═════ Excerpt

OFFoff-ON: Amarger / Iimura / Lootens / Abdul-Hamid / Rosefeldt / Calvo / Raetz / Alhamwy / Lizène
02.12
’15
’15
Art Cinema OFFoff
Lange Violettestraat 237
Gent
Art Cinema OFFoff
Lange Violettestraat 237
Gent
02.12
’15
’15
Art Cinema OFFoff
Lange Violettestraat 237
Gent
A program bringing together a number of audiovisual gems from all corners of the world, exploring the relationship between unpretentious, poetic action and its conveyance through the medium of video. Punctuations of reality, invitations to share the gaze through small objects, actions and thoughts. Please join us on this venture!
IN THE PRESENCE OF SHALAN ALHAMWY AND GWENDOLYN LOOTENS
Michel Amarger
Confusion
FR • 1981 • 6' • colour • 16mm
Colorful circles outlined by black lines separate from each other and come back together again, underscored by evocative sounds referring to the horoscope and to sexuality.
Takahiko Iimura
MA: Space/Time in the Garden of Ryoan-Ji
JP • 1989 • 5' • colour • 16mm
The early sixteenth-century Japanese garden in the Zen temple of Ryoan-ji, in Kyoto, is considered a masterpiece of the karesansui or “dry landscape” style. This film, a collaboration between architect Arata Isozaki and avant-garde filmmaker Taka Iimura, invites the viewer to experience the garden as an embodiment of ma, a Japanese concept that conveys both time and space.
Gwendolyn Lootens
Untitled - selected video work
BE • 2014-2015 • 7' • colour • digital
The videos of Gwendolyn Lootens are emotionally and psychologically evocative, despite their apparent abstraction. Zooming in onto a small gesture, a movement or an object, the artist liberates a space of associations and connections, both simple and essential. By focusing on seemingly random phenomena, her videos invite for a transformative vision, in which no thing becomes a thing, and a thing becomes no thing.

══════════
═════ Extracted data

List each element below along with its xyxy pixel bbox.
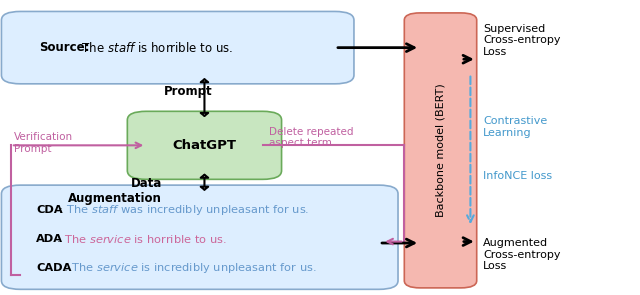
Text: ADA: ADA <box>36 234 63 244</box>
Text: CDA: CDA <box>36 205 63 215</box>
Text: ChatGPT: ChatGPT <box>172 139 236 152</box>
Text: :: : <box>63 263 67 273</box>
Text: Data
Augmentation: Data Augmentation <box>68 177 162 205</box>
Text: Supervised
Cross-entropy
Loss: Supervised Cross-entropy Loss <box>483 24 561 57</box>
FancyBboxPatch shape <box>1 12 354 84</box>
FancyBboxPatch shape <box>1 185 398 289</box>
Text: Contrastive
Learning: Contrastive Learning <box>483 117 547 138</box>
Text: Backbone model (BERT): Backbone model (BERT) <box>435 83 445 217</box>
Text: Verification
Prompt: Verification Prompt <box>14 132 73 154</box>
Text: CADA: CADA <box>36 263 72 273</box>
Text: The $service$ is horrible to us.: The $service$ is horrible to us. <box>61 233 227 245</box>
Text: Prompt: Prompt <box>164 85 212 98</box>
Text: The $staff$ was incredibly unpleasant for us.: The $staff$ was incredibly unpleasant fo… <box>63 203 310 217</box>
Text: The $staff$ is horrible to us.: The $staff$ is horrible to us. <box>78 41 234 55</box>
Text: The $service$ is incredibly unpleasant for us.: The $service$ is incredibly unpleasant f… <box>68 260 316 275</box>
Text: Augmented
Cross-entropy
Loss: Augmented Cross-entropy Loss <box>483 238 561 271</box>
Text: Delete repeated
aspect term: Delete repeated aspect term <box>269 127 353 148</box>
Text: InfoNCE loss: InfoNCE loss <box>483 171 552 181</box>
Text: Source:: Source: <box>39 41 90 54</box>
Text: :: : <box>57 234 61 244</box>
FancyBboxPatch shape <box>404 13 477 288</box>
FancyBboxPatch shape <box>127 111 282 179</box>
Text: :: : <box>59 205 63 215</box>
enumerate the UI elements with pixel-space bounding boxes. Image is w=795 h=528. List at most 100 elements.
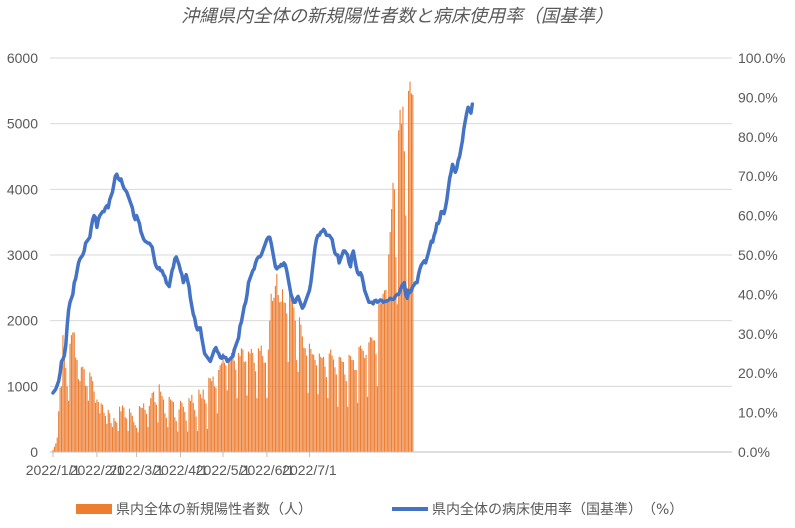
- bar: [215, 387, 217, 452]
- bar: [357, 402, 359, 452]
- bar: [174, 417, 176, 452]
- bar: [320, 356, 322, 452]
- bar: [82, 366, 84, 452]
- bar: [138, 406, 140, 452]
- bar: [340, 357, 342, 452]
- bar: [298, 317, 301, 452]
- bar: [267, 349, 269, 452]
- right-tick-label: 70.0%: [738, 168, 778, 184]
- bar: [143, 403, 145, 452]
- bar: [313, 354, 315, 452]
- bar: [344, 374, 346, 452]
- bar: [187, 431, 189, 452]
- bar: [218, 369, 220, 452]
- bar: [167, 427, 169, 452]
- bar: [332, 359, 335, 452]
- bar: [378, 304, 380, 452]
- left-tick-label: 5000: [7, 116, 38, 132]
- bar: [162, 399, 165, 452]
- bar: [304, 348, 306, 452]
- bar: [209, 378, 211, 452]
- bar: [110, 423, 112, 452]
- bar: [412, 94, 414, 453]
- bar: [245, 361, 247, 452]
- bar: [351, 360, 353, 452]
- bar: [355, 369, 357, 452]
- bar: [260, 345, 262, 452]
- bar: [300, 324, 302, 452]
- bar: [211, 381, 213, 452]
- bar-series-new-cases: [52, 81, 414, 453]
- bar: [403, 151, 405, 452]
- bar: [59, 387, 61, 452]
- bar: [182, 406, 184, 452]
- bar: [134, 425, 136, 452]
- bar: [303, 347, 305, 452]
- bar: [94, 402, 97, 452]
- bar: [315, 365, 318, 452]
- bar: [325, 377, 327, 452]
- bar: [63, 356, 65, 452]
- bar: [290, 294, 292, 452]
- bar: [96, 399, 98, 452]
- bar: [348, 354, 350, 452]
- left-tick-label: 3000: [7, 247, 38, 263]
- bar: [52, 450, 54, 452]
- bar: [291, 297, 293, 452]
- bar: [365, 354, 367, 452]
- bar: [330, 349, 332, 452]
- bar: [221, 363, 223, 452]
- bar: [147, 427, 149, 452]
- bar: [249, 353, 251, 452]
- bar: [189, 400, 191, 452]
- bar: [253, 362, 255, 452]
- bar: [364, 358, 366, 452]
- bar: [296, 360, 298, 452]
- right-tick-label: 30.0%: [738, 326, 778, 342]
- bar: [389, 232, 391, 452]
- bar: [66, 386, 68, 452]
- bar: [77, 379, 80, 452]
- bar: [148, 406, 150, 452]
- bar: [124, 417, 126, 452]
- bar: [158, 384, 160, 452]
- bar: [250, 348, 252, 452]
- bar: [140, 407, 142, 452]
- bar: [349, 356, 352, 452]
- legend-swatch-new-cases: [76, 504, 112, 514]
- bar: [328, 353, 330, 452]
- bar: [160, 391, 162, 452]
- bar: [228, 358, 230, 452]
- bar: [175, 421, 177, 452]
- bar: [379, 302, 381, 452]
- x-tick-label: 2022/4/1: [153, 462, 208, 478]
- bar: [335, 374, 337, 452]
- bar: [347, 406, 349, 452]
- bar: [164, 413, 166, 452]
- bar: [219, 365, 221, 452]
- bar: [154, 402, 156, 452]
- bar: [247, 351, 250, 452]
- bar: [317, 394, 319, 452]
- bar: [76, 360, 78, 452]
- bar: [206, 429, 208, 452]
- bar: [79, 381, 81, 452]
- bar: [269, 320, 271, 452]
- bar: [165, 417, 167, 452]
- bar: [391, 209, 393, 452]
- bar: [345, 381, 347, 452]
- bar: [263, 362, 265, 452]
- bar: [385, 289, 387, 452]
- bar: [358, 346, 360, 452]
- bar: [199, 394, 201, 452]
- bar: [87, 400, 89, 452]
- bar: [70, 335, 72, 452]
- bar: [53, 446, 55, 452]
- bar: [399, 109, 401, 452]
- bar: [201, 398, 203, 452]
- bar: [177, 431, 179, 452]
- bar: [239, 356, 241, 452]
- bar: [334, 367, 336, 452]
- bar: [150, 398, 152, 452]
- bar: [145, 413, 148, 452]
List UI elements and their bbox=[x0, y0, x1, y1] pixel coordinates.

══════════

:: Work instructions ::
1: Retype the OFFoff program from "IN THE PRESENCE" to "time and space.".
2: According to the OFFoff program, which architect worked with Taka Iimura on the film about the Ryoan-ji garden?
These rows come from a separate source.

:: Completed exercise ::
1:
IN THE PRESENCE OF SHALAN ALHAMWY AND GWENDOLYN LOOTENS
Michel Amarger
Confusion
FR • 1981 • 6' • colour • 16mm
Colorful circles outlined by black lines separate from each other and come back together again, underscored by evocative sounds referring to the horoscope and to sexuality.
Takahiko Iimura
MA: Space/Time in the Garden of Ryoan-Ji
JP • 1989 • 5' • colour • 16mm
The early sixteenth-century Japanese garden in the Zen temple of Ryoan-ji, in Kyoto, is considered a masterpiece of the karesansui or “dry landscape” style. This film, a collaboration between architect Arata Isozaki and avant-garde filmmaker Taka Iimura, invites the viewer to experience the garden as an embodiment of ma, a Japanese concept that conveys both time and space.

2: Arata Isozaki